Copy every line that mentions the word "Proposed".

▼

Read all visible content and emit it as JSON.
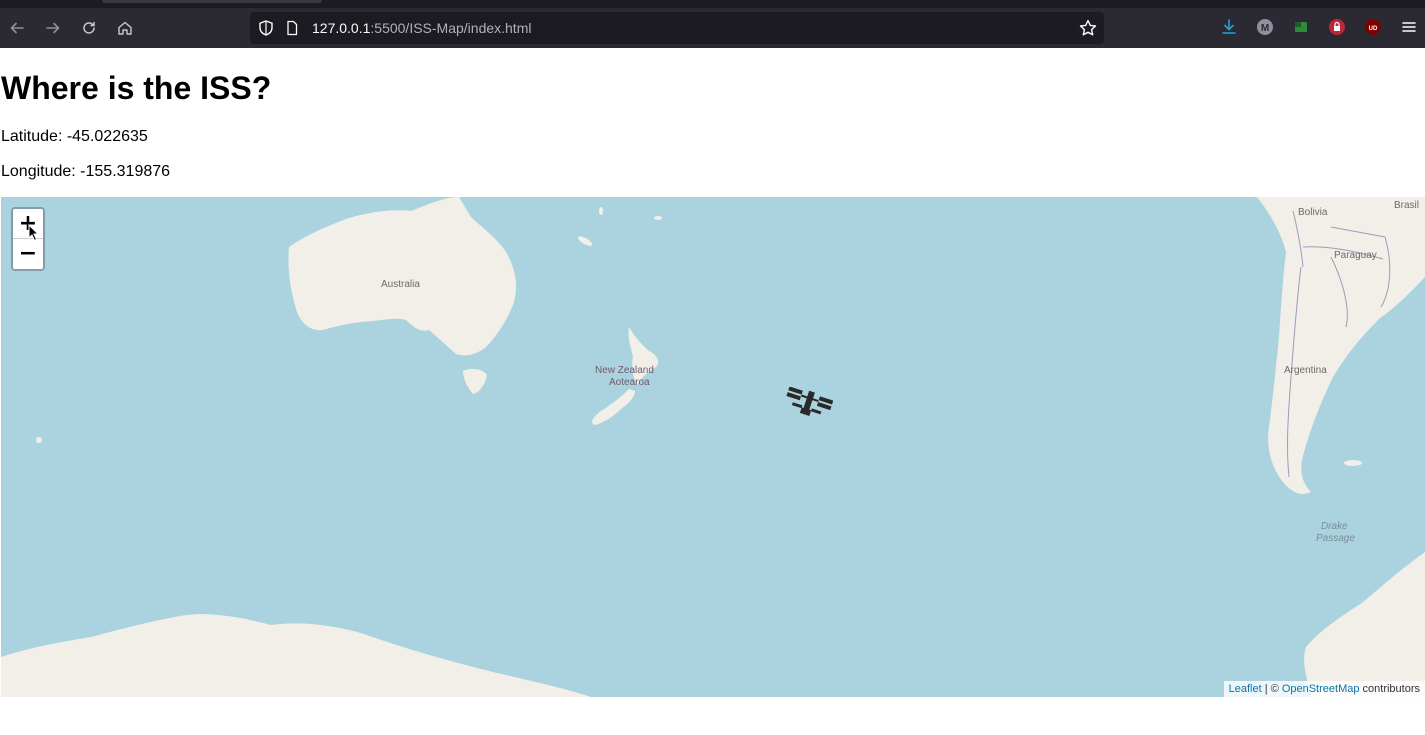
{
  "browser": {
    "url_host": "127.0.0.1",
    "url_rest": ":5500/ISS-Map/index.html",
    "nav_icons": [
      "back-arrow-icon",
      "forward-arrow-icon",
      "reload-icon",
      "home-icon"
    ],
    "extensions": [
      {
        "name": "download-icon",
        "color": "#1fa3d6"
      },
      {
        "name": "m-extension-icon",
        "color": "#8f8f9d",
        "text": "M"
      },
      {
        "name": "green-extension-icon",
        "color": "#2e8b3a"
      },
      {
        "name": "lock-extension-icon",
        "color": "#c0263a"
      },
      {
        "name": "ublock-icon",
        "color": "#800000",
        "text": "UD"
      },
      {
        "name": "menu-icon",
        "color": "#fbfbfe"
      }
    ]
  },
  "page": {
    "title": "Where is the ISS?",
    "latitude_label": "Latitude: -45.022635",
    "longitude_label": "Longitude: -155.319876"
  },
  "map": {
    "zoom_in": "+",
    "zoom_out": "−",
    "labels": {
      "australia": "Australia",
      "new_zealand": "New Zealand",
      "aotearoa": "Aotearoa",
      "bolivia": "Bolivia",
      "paraguay": "Paraguay",
      "argentina": "Argentina",
      "brasil": "Brasil",
      "drake": "Drake",
      "passage": "Passage"
    },
    "attribution": {
      "leaflet": "Leaflet",
      "separator": " | © ",
      "osm": "OpenStreetMap",
      "contributors": " contributors"
    },
    "colors": {
      "water": "#aad3df",
      "land": "#f2efe9",
      "border": "#9e9ab8"
    },
    "marker_icon": "iss-station-icon"
  }
}
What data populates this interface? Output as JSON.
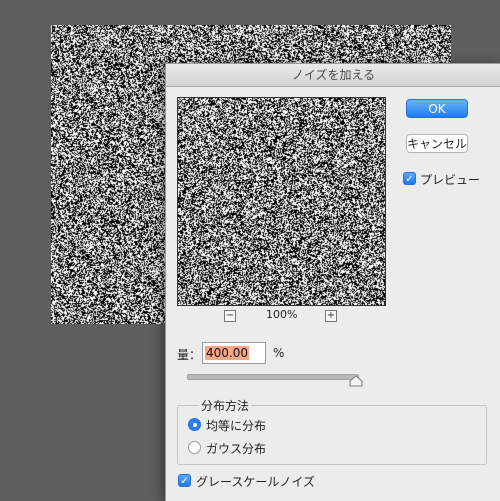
{
  "dialog": {
    "title": "ノイズを加える",
    "ok_label": "OK",
    "cancel_label": "キャンセル",
    "preview_label": "プレビュー",
    "preview_checked": true
  },
  "preview": {
    "zoom_out_label": "−",
    "zoom_level": "100%",
    "zoom_in_label": "+"
  },
  "amount": {
    "label": "量：",
    "value": "400.00",
    "unit": "%",
    "slider_fraction": 1.0
  },
  "distribution": {
    "title": "分布方法",
    "options": [
      {
        "label": "均等に分布",
        "selected": true
      },
      {
        "label": "ガウス分布",
        "selected": false
      }
    ]
  },
  "monochrome": {
    "label": "グレースケールノイズ",
    "checked": true
  },
  "colors": {
    "accent": "#2a7ef0",
    "highlight": "#f5a683",
    "background": "#5e5e5e"
  },
  "icons": {
    "check": "check-icon"
  }
}
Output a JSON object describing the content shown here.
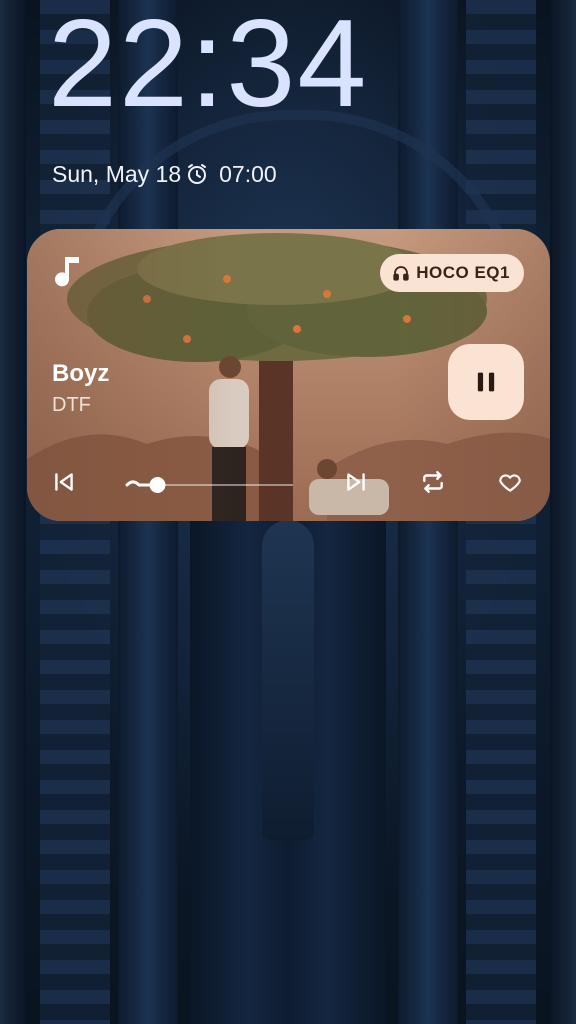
{
  "lockscreen": {
    "time": "22:34",
    "date": "Sun, May 18",
    "alarm_icon": "alarm-clock-icon",
    "alarm_time": "07:00"
  },
  "media": {
    "app_icon": "music-note-icon",
    "output_device": "HOCO EQ1",
    "output_device_icon": "headphones-icon",
    "track_title": "Boyz",
    "artist": "DTF",
    "playback_state": "playing",
    "progress": 0.12,
    "controls": {
      "previous_icon": "skip-previous-icon",
      "pause_icon": "pause-icon",
      "next_icon": "skip-next-icon",
      "repeat_icon": "repeat-icon",
      "favorite_icon": "heart-outline-icon"
    }
  },
  "colors": {
    "clock": "#d9e3ff",
    "chip_bg": "#fbe3d3",
    "chip_text": "#3a2418",
    "card_bg": "#a6785e"
  }
}
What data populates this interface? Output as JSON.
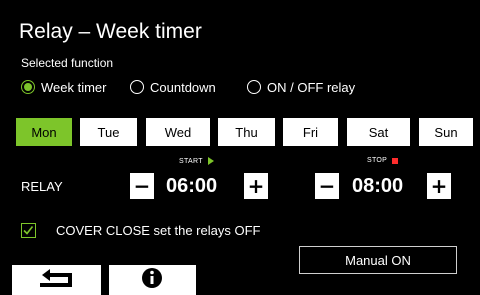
{
  "header": {
    "title": "Relay – Week timer",
    "subtitle": "Selected function"
  },
  "function_options": [
    {
      "label": "Week timer",
      "selected": true
    },
    {
      "label": "Countdown",
      "selected": false
    },
    {
      "label": "ON / OFF relay",
      "selected": false
    }
  ],
  "days": [
    {
      "label": "Mon",
      "active": true
    },
    {
      "label": "Tue",
      "active": false
    },
    {
      "label": "Wed",
      "active": false
    },
    {
      "label": "Thu",
      "active": false
    },
    {
      "label": "Fri",
      "active": false
    },
    {
      "label": "Sat",
      "active": false
    },
    {
      "label": "Sun",
      "active": false
    }
  ],
  "schedule": {
    "row_label": "RELAY",
    "start_caption": "START",
    "stop_caption": "STOP",
    "start_time": "06:00",
    "stop_time": "08:00",
    "minus_symbol": "−",
    "plus_symbol": "+"
  },
  "cover_option": {
    "label": "COVER CLOSE set the relays OFF",
    "checked": true
  },
  "manual_button": {
    "label": "Manual ON"
  },
  "bottom_buttons": {
    "back_icon": "return-arrow-icon",
    "info_icon": "info-icon"
  },
  "colors": {
    "accent": "#7dc52a",
    "stop": "#ff2d2d",
    "background": "#000000",
    "button": "#ffffff"
  }
}
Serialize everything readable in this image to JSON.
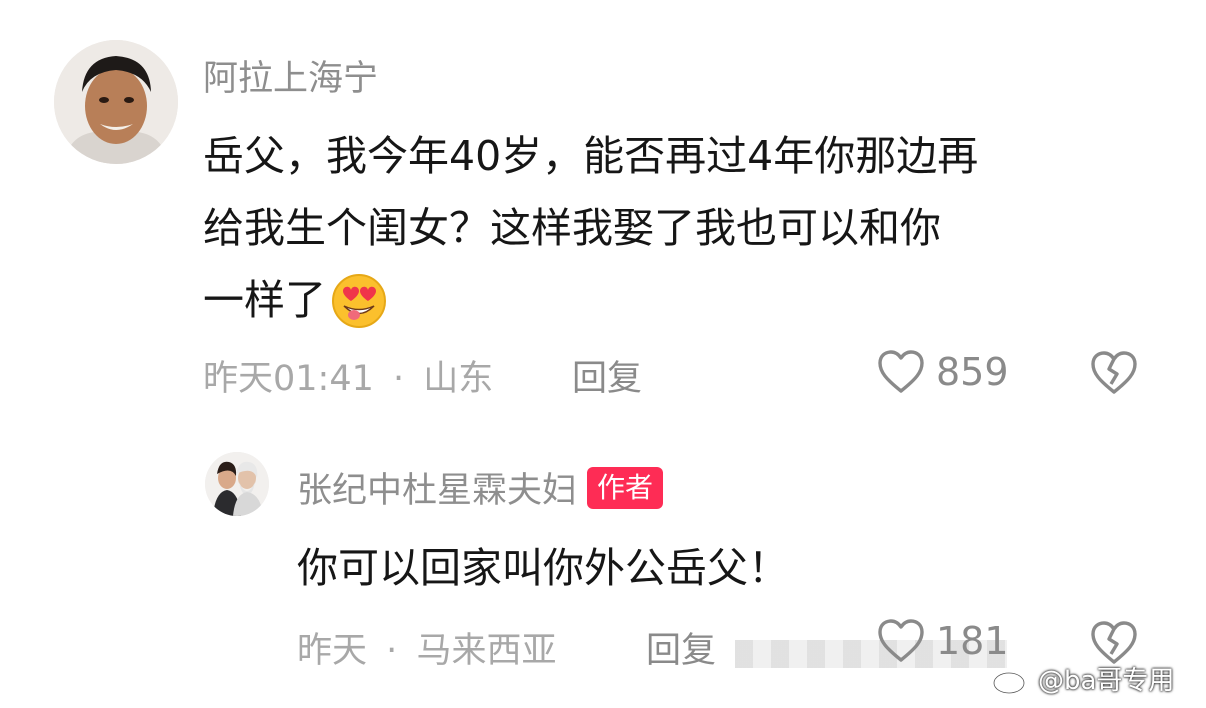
{
  "comment": {
    "username": "阿拉上海宁",
    "text_lines": [
      "岳父，我今年40岁，能否再过4年你那边再",
      "给我生个闺女？这样我娶了我也可以和你",
      "一样了"
    ],
    "emoji": "heart-eyes-emoji",
    "time": "昨天01:41",
    "location": "山东",
    "reply_label": "回复",
    "likes": "859"
  },
  "reply": {
    "username": "张纪中杜星霖夫妇",
    "badge": "作者",
    "text": "你可以回家叫你外公岳父！",
    "time": "昨天",
    "location": "马来西亚",
    "reply_label": "回复",
    "likes": "181"
  },
  "separator": "·",
  "watermark": "@ba哥专用",
  "colors": {
    "badge": "#fe2c55",
    "meta": "#a8a8a8",
    "name": "#8e8e8e"
  },
  "icons": [
    "heart-outline-icon",
    "broken-heart-icon",
    "weibo-logo-icon"
  ]
}
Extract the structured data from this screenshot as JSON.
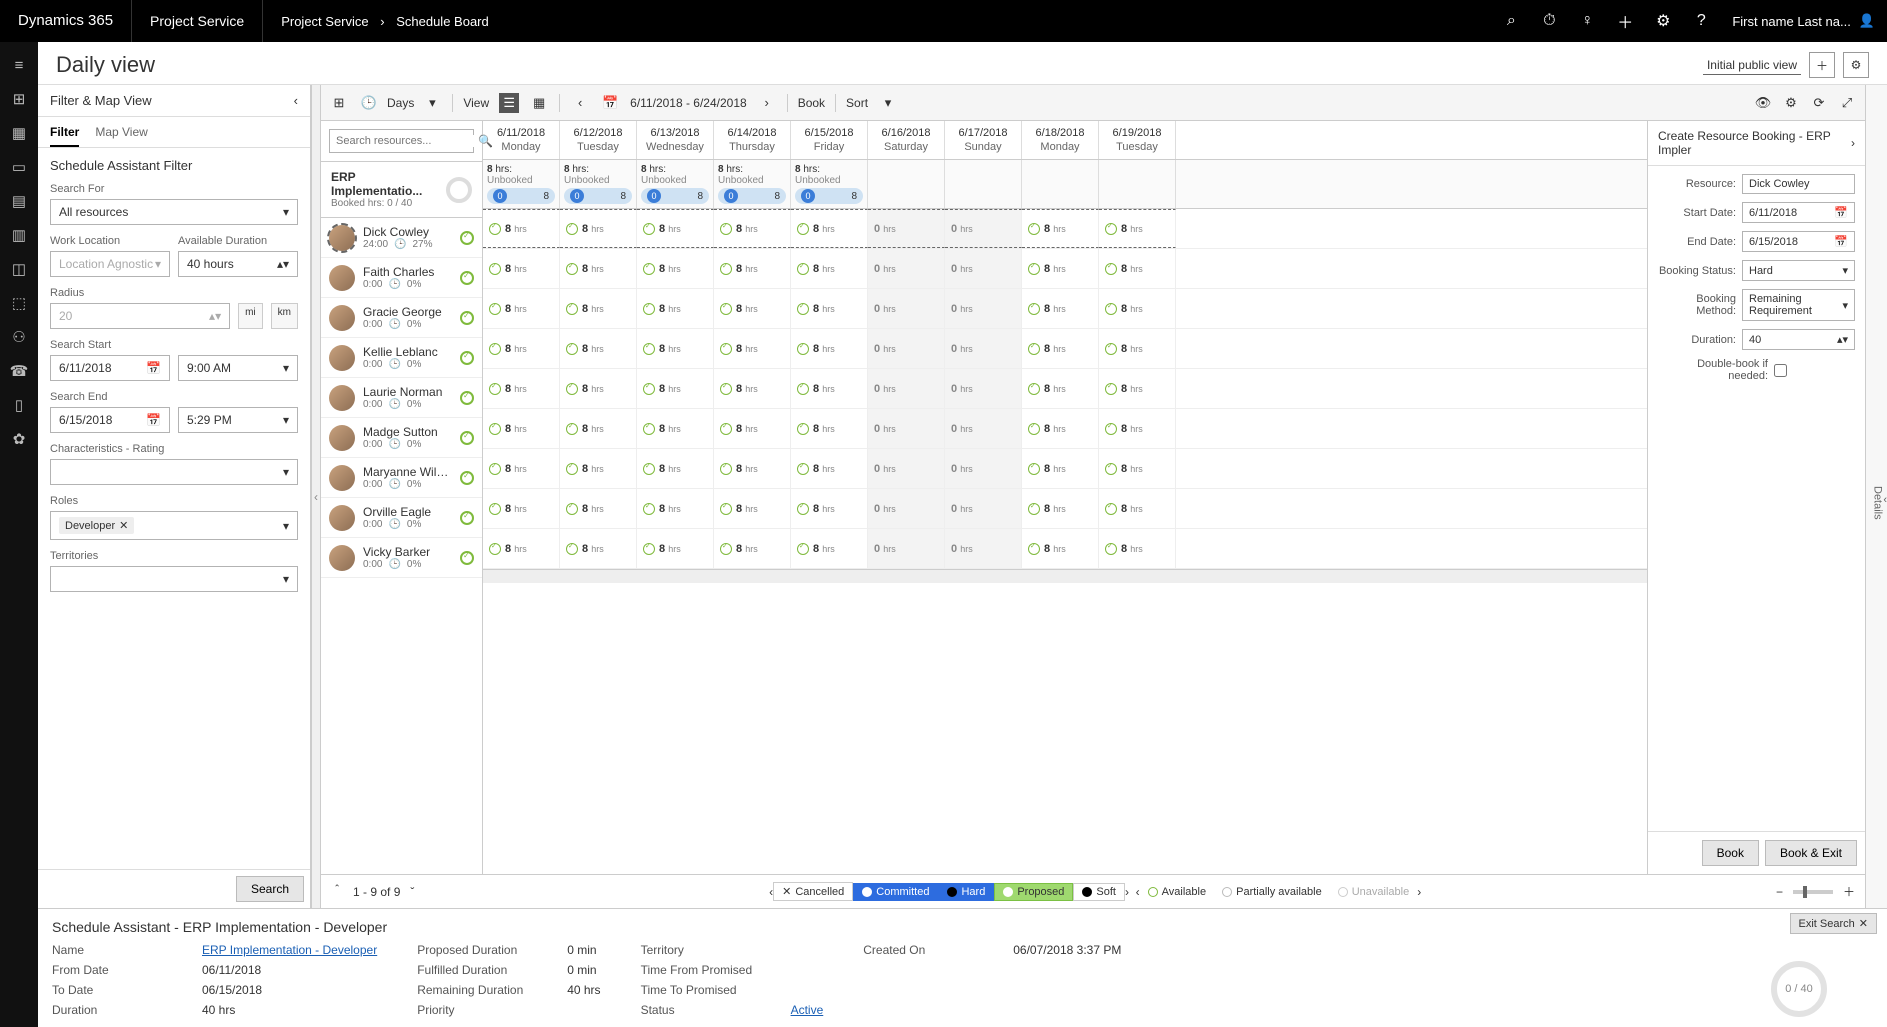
{
  "topbar": {
    "brand": "Dynamics 365",
    "app": "Project Service",
    "crumb1": "Project Service",
    "crumb2": "Schedule Board",
    "user": "First name Last na..."
  },
  "title": "Daily view",
  "viewname": "Initial public view",
  "filterPanel": {
    "heading": "Filter & Map View",
    "tab_filter": "Filter",
    "tab_map": "Map View",
    "sa_title": "Schedule Assistant Filter",
    "searchFor": {
      "label": "Search For",
      "value": "All resources"
    },
    "workLocation": {
      "label": "Work Location",
      "value": "Location Agnostic"
    },
    "availDuration": {
      "label": "Available Duration",
      "value": "40 hours"
    },
    "radius": {
      "label": "Radius",
      "value": "20",
      "unit_mi": "mi",
      "unit_km": "km"
    },
    "searchStart": {
      "label": "Search Start",
      "date": "6/11/2018",
      "time": "9:00 AM"
    },
    "searchEnd": {
      "label": "Search End",
      "date": "6/15/2018",
      "time": "5:29 PM"
    },
    "characteristics": {
      "label": "Characteristics - Rating"
    },
    "roles": {
      "label": "Roles",
      "tag": "Developer"
    },
    "territories": {
      "label": "Territories"
    },
    "searchBtn": "Search"
  },
  "toolbar": {
    "days": "Days",
    "view": "View",
    "range": "6/11/2018 - 6/24/2018",
    "book": "Book",
    "sort": "Sort"
  },
  "searchPlaceholder": "Search resources...",
  "project": {
    "name": "ERP Implementatio...",
    "booked": "Booked hrs: 0 / 40"
  },
  "dates": [
    {
      "date": "6/11/2018",
      "day": "Monday",
      "we": false
    },
    {
      "date": "6/12/2018",
      "day": "Tuesday",
      "we": false
    },
    {
      "date": "6/13/2018",
      "day": "Wednesday",
      "we": false
    },
    {
      "date": "6/14/2018",
      "day": "Thursday",
      "we": false
    },
    {
      "date": "6/15/2018",
      "day": "Friday",
      "we": false
    },
    {
      "date": "6/16/2018",
      "day": "Saturday",
      "we": true
    },
    {
      "date": "6/17/2018",
      "day": "Sunday",
      "we": true
    },
    {
      "date": "6/18/2018",
      "day": "Monday",
      "we": false
    },
    {
      "date": "6/19/2018",
      "day": "Tuesday",
      "we": false
    }
  ],
  "summary": {
    "hrs": "8",
    "hrsLabel": "hrs:",
    "unbooked": "Unbooked",
    "pill_badge": "0",
    "pill_right": "8"
  },
  "resources": [
    {
      "name": "Dick Cowley",
      "hours": "24:00",
      "pct": "27%",
      "sel": true
    },
    {
      "name": "Faith Charles",
      "hours": "0:00",
      "pct": "0%",
      "sel": false
    },
    {
      "name": "Gracie George",
      "hours": "0:00",
      "pct": "0%",
      "sel": false
    },
    {
      "name": "Kellie Leblanc",
      "hours": "0:00",
      "pct": "0%",
      "sel": false
    },
    {
      "name": "Laurie Norman",
      "hours": "0:00",
      "pct": "0%",
      "sel": false
    },
    {
      "name": "Madge Sutton",
      "hours": "0:00",
      "pct": "0%",
      "sel": false
    },
    {
      "name": "Maryanne Wilcox",
      "hours": "0:00",
      "pct": "0%",
      "sel": false
    },
    {
      "name": "Orville Eagle",
      "hours": "0:00",
      "pct": "0%",
      "sel": false
    },
    {
      "name": "Vicky Barker",
      "hours": "0:00",
      "pct": "0%",
      "sel": false
    }
  ],
  "cellWeekday": {
    "num": "8",
    "suffix": "hrs"
  },
  "cellWeekend": {
    "num": "0",
    "suffix": "hrs"
  },
  "bookPanel": {
    "title": "Create Resource Booking - ERP Impler",
    "resourceL": "Resource:",
    "resource": "Dick Cowley",
    "startL": "Start Date:",
    "start": "6/11/2018",
    "endL": "End Date:",
    "end": "6/15/2018",
    "statusL": "Booking Status:",
    "status": "Hard",
    "methodL": "Booking Method:",
    "method": "Remaining Requirement",
    "durationL": "Duration:",
    "duration": "40",
    "dblL": "Double-book if needed:",
    "bookBtn": "Book",
    "bookExitBtn": "Book & Exit"
  },
  "pager": {
    "range": "1 - 9 of 9",
    "cancelled": "Cancelled",
    "committed": "Committed",
    "hard": "Hard",
    "proposed": "Proposed",
    "soft": "Soft",
    "available": "Available",
    "partial": "Partially available",
    "unavail": "Unavailable"
  },
  "bottom": {
    "title": "Schedule Assistant - ERP Implementation - Developer",
    "exit": "Exit Search",
    "ring": "0 / 40",
    "nameL": "Name",
    "name": "ERP Implementation - Developer",
    "fromL": "From Date",
    "from": "06/11/2018",
    "toL": "To Date",
    "to": "06/15/2018",
    "durL": "Duration",
    "dur": "40 hrs",
    "propL": "Proposed Duration",
    "prop": "0 min",
    "fulL": "Fulfilled Duration",
    "ful": "0 min",
    "remL": "Remaining Duration",
    "rem": "40 hrs",
    "prioL": "Priority",
    "prio": "",
    "terrL": "Territory",
    "terr": "",
    "tfpL": "Time From Promised",
    "tfp": "",
    "ttpL": "Time To Promised",
    "ttp": "",
    "statL": "Status",
    "stat": "Active",
    "createdL": "Created On",
    "created": "06/07/2018 3:37 PM"
  }
}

▲

== WRITTEN REPLY ==
    "proposed": "Proposed",
    "propL": "Proposed Duration",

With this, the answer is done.